**Description of the task**. Write the listing out again, all of it, word for word.

**Available data**.
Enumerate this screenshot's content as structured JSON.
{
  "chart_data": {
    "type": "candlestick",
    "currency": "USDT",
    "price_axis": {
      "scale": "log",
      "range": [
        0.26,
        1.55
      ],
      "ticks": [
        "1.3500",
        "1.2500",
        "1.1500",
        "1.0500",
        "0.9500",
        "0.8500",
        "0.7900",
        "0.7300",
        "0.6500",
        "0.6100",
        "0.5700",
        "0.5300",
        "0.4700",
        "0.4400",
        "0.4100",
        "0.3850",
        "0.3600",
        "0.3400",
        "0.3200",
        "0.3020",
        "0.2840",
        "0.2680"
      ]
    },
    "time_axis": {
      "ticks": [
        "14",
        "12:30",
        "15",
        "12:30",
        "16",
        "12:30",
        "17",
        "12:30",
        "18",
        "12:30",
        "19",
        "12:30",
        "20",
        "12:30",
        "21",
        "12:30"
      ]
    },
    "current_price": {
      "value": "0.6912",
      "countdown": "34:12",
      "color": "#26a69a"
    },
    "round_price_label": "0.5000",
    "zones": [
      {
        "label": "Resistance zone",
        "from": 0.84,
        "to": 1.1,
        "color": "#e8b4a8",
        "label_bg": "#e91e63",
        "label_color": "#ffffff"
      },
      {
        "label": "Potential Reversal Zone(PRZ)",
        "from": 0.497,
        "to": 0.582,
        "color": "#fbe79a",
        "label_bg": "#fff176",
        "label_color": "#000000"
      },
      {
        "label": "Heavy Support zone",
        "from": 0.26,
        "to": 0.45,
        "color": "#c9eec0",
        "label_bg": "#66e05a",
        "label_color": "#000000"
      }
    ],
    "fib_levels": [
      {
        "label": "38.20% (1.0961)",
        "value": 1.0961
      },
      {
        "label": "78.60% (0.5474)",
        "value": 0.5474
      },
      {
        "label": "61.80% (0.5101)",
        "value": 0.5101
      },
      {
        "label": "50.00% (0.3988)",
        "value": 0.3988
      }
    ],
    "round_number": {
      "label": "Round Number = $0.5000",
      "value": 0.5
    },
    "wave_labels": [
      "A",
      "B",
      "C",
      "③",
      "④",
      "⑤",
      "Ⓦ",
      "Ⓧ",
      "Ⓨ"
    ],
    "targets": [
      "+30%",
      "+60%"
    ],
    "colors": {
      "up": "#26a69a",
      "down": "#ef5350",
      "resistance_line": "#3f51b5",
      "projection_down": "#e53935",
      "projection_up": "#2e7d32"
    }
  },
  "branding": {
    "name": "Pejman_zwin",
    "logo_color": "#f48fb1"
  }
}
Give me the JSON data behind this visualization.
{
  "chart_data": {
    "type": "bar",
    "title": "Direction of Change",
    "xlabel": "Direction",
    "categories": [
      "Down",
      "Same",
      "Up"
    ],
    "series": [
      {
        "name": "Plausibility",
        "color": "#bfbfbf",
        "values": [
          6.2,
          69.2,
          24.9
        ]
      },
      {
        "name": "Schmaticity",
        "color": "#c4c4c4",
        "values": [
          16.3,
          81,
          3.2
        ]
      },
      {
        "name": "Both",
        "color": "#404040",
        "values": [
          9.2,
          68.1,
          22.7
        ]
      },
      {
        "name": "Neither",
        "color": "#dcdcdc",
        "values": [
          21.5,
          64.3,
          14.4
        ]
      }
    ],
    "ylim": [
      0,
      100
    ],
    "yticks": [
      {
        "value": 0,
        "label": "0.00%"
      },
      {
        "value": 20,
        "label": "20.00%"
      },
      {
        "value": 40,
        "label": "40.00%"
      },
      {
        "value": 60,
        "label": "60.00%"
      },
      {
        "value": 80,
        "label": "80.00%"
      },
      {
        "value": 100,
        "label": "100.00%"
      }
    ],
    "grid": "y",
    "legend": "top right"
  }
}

**Solution**.
Enumerate this screenshot's content as structured JSON.
{
  "chart_data": {
    "type": "candlestick",
    "currency": "USDT",
    "price_axis": {
      "scale": "log",
      "range": [
        0.26,
        1.55
      ],
      "ticks": [
        "1.3500",
        "1.2500",
        "1.1500",
        "1.0500",
        "0.9500",
        "0.8500",
        "0.7900",
        "0.7300",
        "0.6500",
        "0.6100",
        "0.5700",
        "0.5300",
        "0.4700",
        "0.4400",
        "0.4100",
        "0.3850",
        "0.3600",
        "0.3400",
        "0.3200",
        "0.3020",
        "0.2840",
        "0.2680"
      ]
    },
    "time_axis": {
      "ticks": [
        "14",
        "12:30",
        "15",
        "12:30",
        "16",
        "12:30",
        "17",
        "12:30",
        "18",
        "12:30",
        "19",
        "12:30",
        "20",
        "12:30",
        "21",
        "12:30"
      ]
    },
    "current_price": {
      "value": "0.6912",
      "countdown": "34:12",
      "color": "#26a69a"
    },
    "round_price_label": "0.5000",
    "zones": [
      {
        "label": "Resistance zone",
        "from": 0.84,
        "to": 1.1,
        "color": "#e8b4a8",
        "label_bg": "#e91e63",
        "label_color": "#ffffff"
      },
      {
        "label": "Potential Reversal Zone(PRZ)",
        "from": 0.497,
        "to": 0.582,
        "color": "#fbe79a",
        "label_bg": "#fff176",
        "label_color": "#000000"
      },
      {
        "label": "Heavy Support zone",
        "from": 0.26,
        "to": 0.45,
        "color": "#c9eec0",
        "label_bg": "#66e05a",
        "label_color": "#000000"
      }
    ],
    "fib_levels": [
      {
        "label": "38.20% (1.0961)",
        "value": 1.0961
      },
      {
        "label": "78.60% (0.5474)",
        "value": 0.5474
      },
      {
        "label": "61.80% (0.5101)",
        "value": 0.5101
      },
      {
        "label": "50.00% (0.3988)",
        "value": 0.3988
      }
    ],
    "round_number": {
      "label": "Round Number = $0.5000",
      "value": 0.5
    },
    "wave_labels": [
      "A",
      "B",
      "C",
      "③",
      "④",
      "⑤",
      "Ⓦ",
      "Ⓧ",
      "Ⓨ"
    ],
    "targets": [
      "+30%",
      "+60%"
    ],
    "colors": {
      "up": "#26a69a",
      "down": "#ef5350",
      "resistance_line": "#3f51b5",
      "projection_down": "#e53935",
      "projection_up": "#2e7d32"
    }
  },
  "branding": {
    "name": "Pejman_zwin",
    "logo_color": "#f48fb1"
  }
}
Give me the JSON data behind this visualization.
{
  "chart_data": {
    "type": "bar",
    "title": "Direction of Change",
    "xlabel": "Direction",
    "categories": [
      "Down",
      "Same",
      "Up"
    ],
    "series": [
      {
        "name": "Plausibility",
        "color": "#bfbfbf",
        "values": [
          6.2,
          69.2,
          24.9
        ]
      },
      {
        "name": "Schmaticity",
        "color": "#c4c4c4",
        "values": [
          16.3,
          81,
          3.2
        ]
      },
      {
        "name": "Both",
        "color": "#404040",
        "values": [
          9.2,
          68.1,
          22.7
        ]
      },
      {
        "name": "Neither",
        "color": "#dcdcdc",
        "values": [
          21.5,
          64.3,
          14.4
        ]
      }
    ],
    "ylim": [
      0,
      100
    ],
    "yticks": [
      {
        "value": 0,
        "label": "0.00%"
      },
      {
        "value": 20,
        "label": "20.00%"
      },
      {
        "value": 40,
        "label": "40.00%"
      },
      {
        "value": 60,
        "label": "60.00%"
      },
      {
        "value": 80,
        "label": "80.00%"
      },
      {
        "value": 100,
        "label": "100.00%"
      }
    ],
    "grid": "y",
    "legend": "top right"
  }
}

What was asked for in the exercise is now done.